(Figure record listings)
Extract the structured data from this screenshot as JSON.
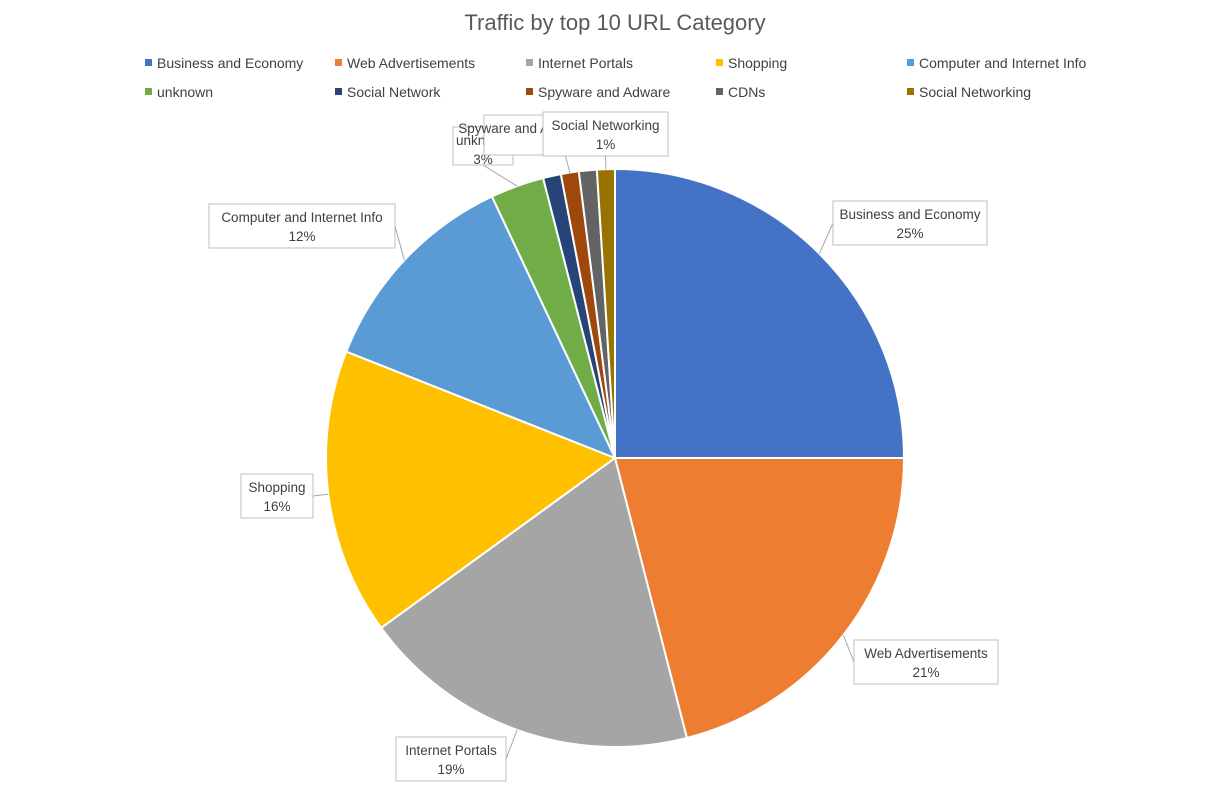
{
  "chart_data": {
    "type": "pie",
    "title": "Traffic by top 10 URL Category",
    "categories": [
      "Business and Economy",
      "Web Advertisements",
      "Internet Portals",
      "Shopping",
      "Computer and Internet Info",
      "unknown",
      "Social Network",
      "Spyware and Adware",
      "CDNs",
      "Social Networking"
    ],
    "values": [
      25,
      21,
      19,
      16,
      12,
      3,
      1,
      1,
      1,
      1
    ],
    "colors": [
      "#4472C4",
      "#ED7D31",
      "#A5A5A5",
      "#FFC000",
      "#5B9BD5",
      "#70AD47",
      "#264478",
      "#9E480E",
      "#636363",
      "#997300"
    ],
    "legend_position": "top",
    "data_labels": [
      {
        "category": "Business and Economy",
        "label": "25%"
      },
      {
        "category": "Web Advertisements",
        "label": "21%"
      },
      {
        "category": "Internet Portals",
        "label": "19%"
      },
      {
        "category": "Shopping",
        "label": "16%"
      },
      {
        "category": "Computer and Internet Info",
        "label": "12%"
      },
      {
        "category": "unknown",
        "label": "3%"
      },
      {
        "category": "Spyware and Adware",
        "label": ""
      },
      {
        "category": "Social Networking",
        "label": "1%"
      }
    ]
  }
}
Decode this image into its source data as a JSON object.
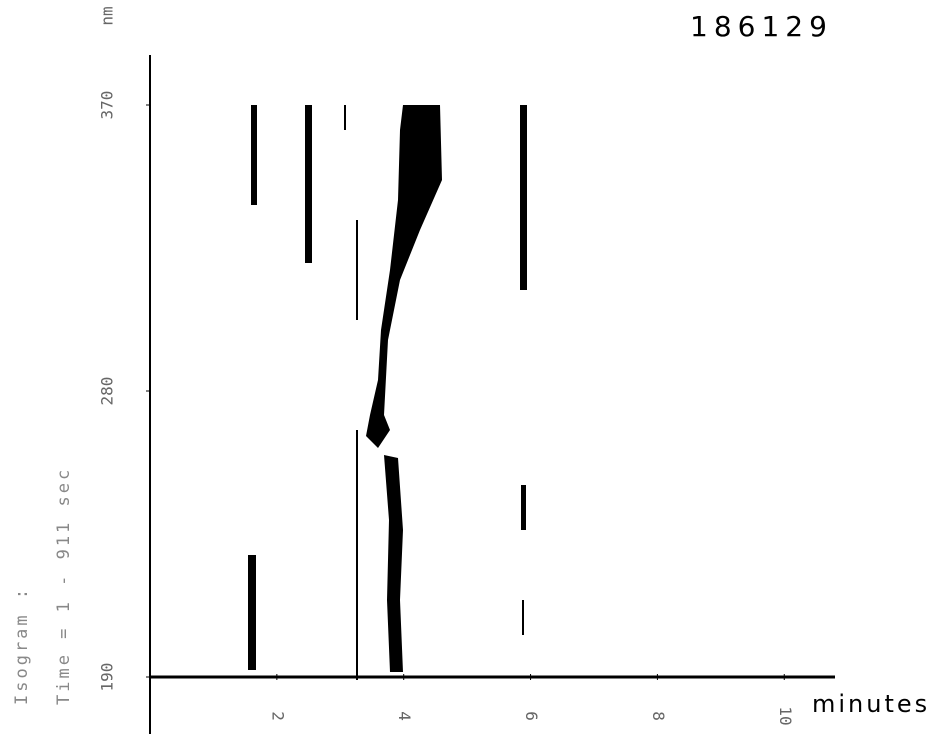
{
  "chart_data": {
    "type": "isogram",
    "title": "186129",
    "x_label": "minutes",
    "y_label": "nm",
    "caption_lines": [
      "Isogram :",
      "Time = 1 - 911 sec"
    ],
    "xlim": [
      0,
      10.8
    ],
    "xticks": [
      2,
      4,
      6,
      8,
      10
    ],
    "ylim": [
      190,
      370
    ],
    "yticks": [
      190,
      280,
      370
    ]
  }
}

EXERCISE PROMPT:
Restate the listing above word for word, and skip the pictures.

FULL RESPONSE:
Extract the structured data from this screenshot as JSON.
{
  "chart_data": {
    "type": "pie",
    "title": "Traffic by top 10 URL Category",
    "categories": [
      "Business and Economy",
      "Web Advertisements",
      "Internet Portals",
      "Shopping",
      "Computer and Internet Info",
      "unknown",
      "Social Network",
      "Spyware and Adware",
      "CDNs",
      "Social Networking"
    ],
    "values": [
      25,
      21,
      19,
      16,
      12,
      3,
      1,
      1,
      1,
      1
    ],
    "colors": [
      "#4472C4",
      "#ED7D31",
      "#A5A5A5",
      "#FFC000",
      "#5B9BD5",
      "#70AD47",
      "#264478",
      "#9E480E",
      "#636363",
      "#997300"
    ],
    "legend_position": "top",
    "data_labels": [
      {
        "category": "Business and Economy",
        "label": "25%"
      },
      {
        "category": "Web Advertisements",
        "label": "21%"
      },
      {
        "category": "Internet Portals",
        "label": "19%"
      },
      {
        "category": "Shopping",
        "label": "16%"
      },
      {
        "category": "Computer and Internet Info",
        "label": "12%"
      },
      {
        "category": "unknown",
        "label": "3%"
      },
      {
        "category": "Spyware and Adware",
        "label": ""
      },
      {
        "category": "Social Networking",
        "label": "1%"
      }
    ]
  }
}
Decode this image into its source data as a JSON object.
{
  "chart_data": {
    "type": "isogram",
    "title": "186129",
    "x_label": "minutes",
    "y_label": "nm",
    "caption_lines": [
      "Isogram :",
      "Time = 1 - 911 sec"
    ],
    "xlim": [
      0,
      10.8
    ],
    "xticks": [
      2,
      4,
      6,
      8,
      10
    ],
    "ylim": [
      190,
      370
    ],
    "yticks": [
      190,
      280,
      370
    ]
  }
}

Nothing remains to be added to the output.